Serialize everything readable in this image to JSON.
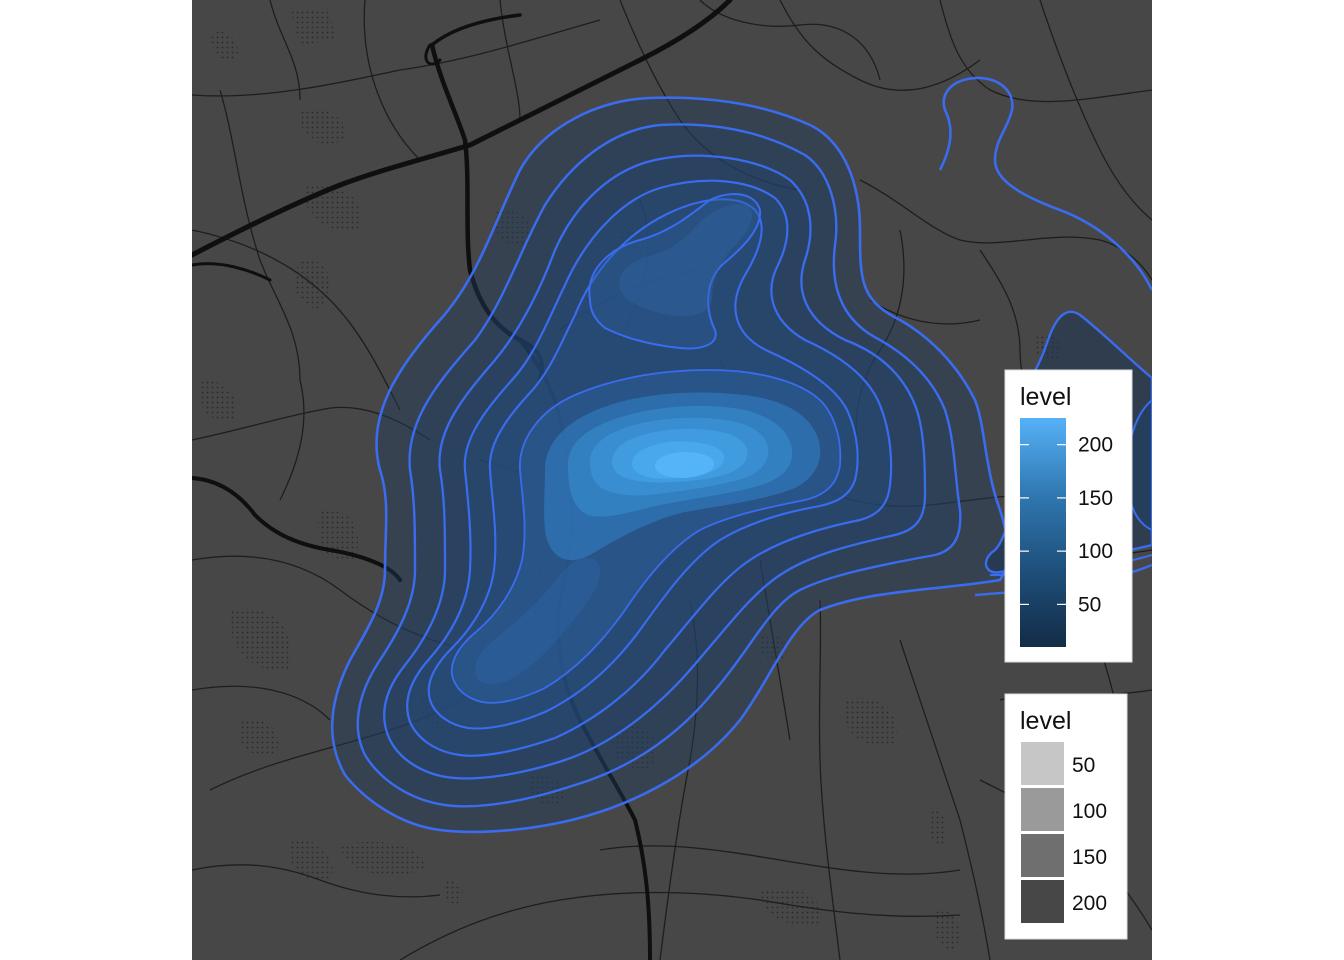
{
  "colors": {
    "map_background": "#474747",
    "road": "#141414",
    "contour_line": "#3a6cf0",
    "density_low": "#142a45",
    "density_high": "#55b4f7"
  },
  "legend_fill": {
    "title": "level",
    "ticks": [
      "200",
      "150",
      "100",
      "50"
    ],
    "tick_values": [
      200,
      150,
      100,
      50
    ],
    "range": [
      10,
      225
    ],
    "gradient": [
      "#132c47",
      "#1e4f7a",
      "#2f77b0",
      "#56b1f7"
    ]
  },
  "legend_alpha": {
    "title": "level",
    "items": [
      {
        "label": "50",
        "color": "#c6c6c6"
      },
      {
        "label": "100",
        "color": "#9a9a9a"
      },
      {
        "label": "150",
        "color": "#6f6f6f"
      },
      {
        "label": "200",
        "color": "#474747"
      }
    ]
  }
}
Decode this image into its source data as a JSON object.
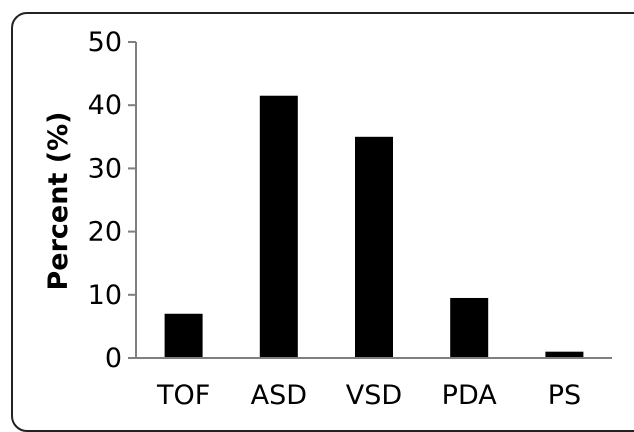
{
  "chart_data": {
    "type": "bar",
    "categories": [
      "TOF",
      "ASD",
      "VSD",
      "PDA",
      "PS"
    ],
    "values": [
      7,
      41.5,
      35,
      9.5,
      1
    ],
    "title": "",
    "xlabel": "",
    "ylabel": "Percent (%)",
    "ylim": [
      0,
      50
    ],
    "yticks": [
      0,
      10,
      20,
      30,
      40,
      50
    ],
    "grid": false,
    "legend": "none",
    "bar_color": "#000000"
  }
}
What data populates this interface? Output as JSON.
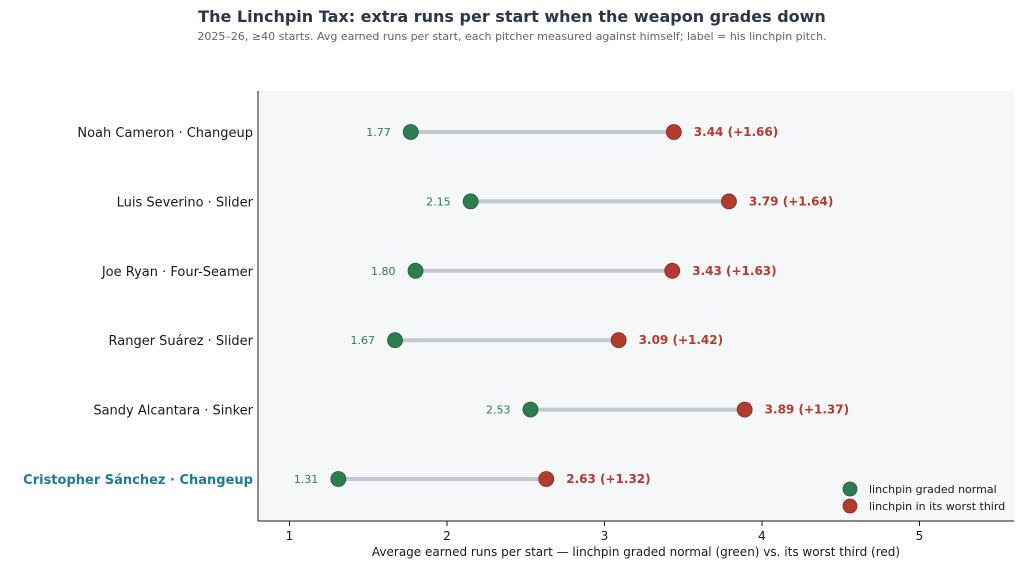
{
  "chart_data": {
    "type": "dumbbell",
    "title": "The Linchpin Tax: extra runs per start when the weapon grades down",
    "subtitle": "2025–26, ≥40 starts. Avg earned runs per start, each pitcher measured against himself; label = his linchpin pitch.",
    "xlabel": "Average earned runs per start — linchpin graded normal (green) vs. its worst third (red)",
    "xlim": [
      0.8,
      5.6
    ],
    "xticks": [
      1,
      2,
      3,
      4,
      5
    ],
    "grid": false,
    "legend_position": "lower-right",
    "series": [
      {
        "name": "linchpin graded normal",
        "color": "#2e7d4f"
      },
      {
        "name": "linchpin in its worst third",
        "color": "#b23c2e"
      }
    ],
    "rows": [
      {
        "label": "Noah Cameron  ·  Changeup",
        "low": 1.77,
        "high": 3.44,
        "low_label": "1.77",
        "high_label": "3.44  (+1.66)",
        "highlight": false
      },
      {
        "label": "Luis Severino  ·  Slider",
        "low": 2.15,
        "high": 3.79,
        "low_label": "2.15",
        "high_label": "3.79  (+1.64)",
        "highlight": false
      },
      {
        "label": "Joe Ryan  ·  Four-Seamer",
        "low": 1.8,
        "high": 3.43,
        "low_label": "1.80",
        "high_label": "3.43  (+1.63)",
        "highlight": false
      },
      {
        "label": "Ranger Suárez  ·  Slider",
        "low": 1.67,
        "high": 3.09,
        "low_label": "1.67",
        "high_label": "3.09  (+1.42)",
        "highlight": false
      },
      {
        "label": "Sandy Alcantara  ·  Sinker",
        "low": 2.53,
        "high": 3.89,
        "low_label": "2.53",
        "high_label": "3.89  (+1.37)",
        "highlight": false
      },
      {
        "label": "Cristopher Sánchez  ·  Changeup",
        "low": 1.31,
        "high": 2.63,
        "low_label": "1.31",
        "high_label": "2.63  (+1.32)",
        "highlight": true
      }
    ],
    "colors": {
      "connector": "#c2c8d2",
      "plot_background": "#f5f7f9",
      "highlight_label": "#1f7a93"
    }
  }
}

WRITTEN PROBLEM: Omit every picture, then repeat the remaining data exactly as it appears above.

EXERCISE ANSWER:
Serialize everything readable in this image to JSON.
{
  "colors": {
    "map_background": "#474747",
    "road": "#141414",
    "contour_line": "#3a6cf0",
    "density_low": "#142a45",
    "density_high": "#55b4f7"
  },
  "legend_fill": {
    "title": "level",
    "ticks": [
      "200",
      "150",
      "100",
      "50"
    ],
    "tick_values": [
      200,
      150,
      100,
      50
    ],
    "range": [
      10,
      225
    ],
    "gradient": [
      "#132c47",
      "#1e4f7a",
      "#2f77b0",
      "#56b1f7"
    ]
  },
  "legend_alpha": {
    "title": "level",
    "items": [
      {
        "label": "50",
        "color": "#c6c6c6"
      },
      {
        "label": "100",
        "color": "#9a9a9a"
      },
      {
        "label": "150",
        "color": "#6f6f6f"
      },
      {
        "label": "200",
        "color": "#474747"
      }
    ]
  }
}
Decode this image into its source data as a JSON object.
{
  "chart_data": {
    "type": "bar",
    "categories": [
      "TOF",
      "ASD",
      "VSD",
      "PDA",
      "PS"
    ],
    "values": [
      7,
      41.5,
      35,
      9.5,
      1
    ],
    "title": "",
    "xlabel": "",
    "ylabel": "Percent (%)",
    "ylim": [
      0,
      50
    ],
    "yticks": [
      0,
      10,
      20,
      30,
      40,
      50
    ],
    "grid": false,
    "legend": "none",
    "bar_color": "#000000"
  }
}
What data populates this interface? Output as JSON.
{
  "chart_data": {
    "type": "dumbbell",
    "title": "The Linchpin Tax: extra runs per start when the weapon grades down",
    "subtitle": "2025–26, ≥40 starts. Avg earned runs per start, each pitcher measured against himself; label = his linchpin pitch.",
    "xlabel": "Average earned runs per start — linchpin graded normal (green) vs. its worst third (red)",
    "xlim": [
      0.8,
      5.6
    ],
    "xticks": [
      1,
      2,
      3,
      4,
      5
    ],
    "grid": false,
    "legend_position": "lower-right",
    "series": [
      {
        "name": "linchpin graded normal",
        "color": "#2e7d4f"
      },
      {
        "name": "linchpin in its worst third",
        "color": "#b23c2e"
      }
    ],
    "rows": [
      {
        "label": "Noah Cameron  ·  Changeup",
        "low": 1.77,
        "high": 3.44,
        "low_label": "1.77",
        "high_label": "3.44  (+1.66)",
        "highlight": false
      },
      {
        "label": "Luis Severino  ·  Slider",
        "low": 2.15,
        "high": 3.79,
        "low_label": "2.15",
        "high_label": "3.79  (+1.64)",
        "highlight": false
      },
      {
        "label": "Joe Ryan  ·  Four-Seamer",
        "low": 1.8,
        "high": 3.43,
        "low_label": "1.80",
        "high_label": "3.43  (+1.63)",
        "highlight": false
      },
      {
        "label": "Ranger Suárez  ·  Slider",
        "low": 1.67,
        "high": 3.09,
        "low_label": "1.67",
        "high_label": "3.09  (+1.42)",
        "highlight": false
      },
      {
        "label": "Sandy Alcantara  ·  Sinker",
        "low": 2.53,
        "high": 3.89,
        "low_label": "2.53",
        "high_label": "3.89  (+1.37)",
        "highlight": false
      },
      {
        "label": "Cristopher Sánchez  ·  Changeup",
        "low": 1.31,
        "high": 2.63,
        "low_label": "1.31",
        "high_label": "2.63  (+1.32)",
        "highlight": true
      }
    ],
    "colors": {
      "connector": "#c2c8d2",
      "plot_background": "#f5f7f9",
      "highlight_label": "#1f7a93"
    }
  }
}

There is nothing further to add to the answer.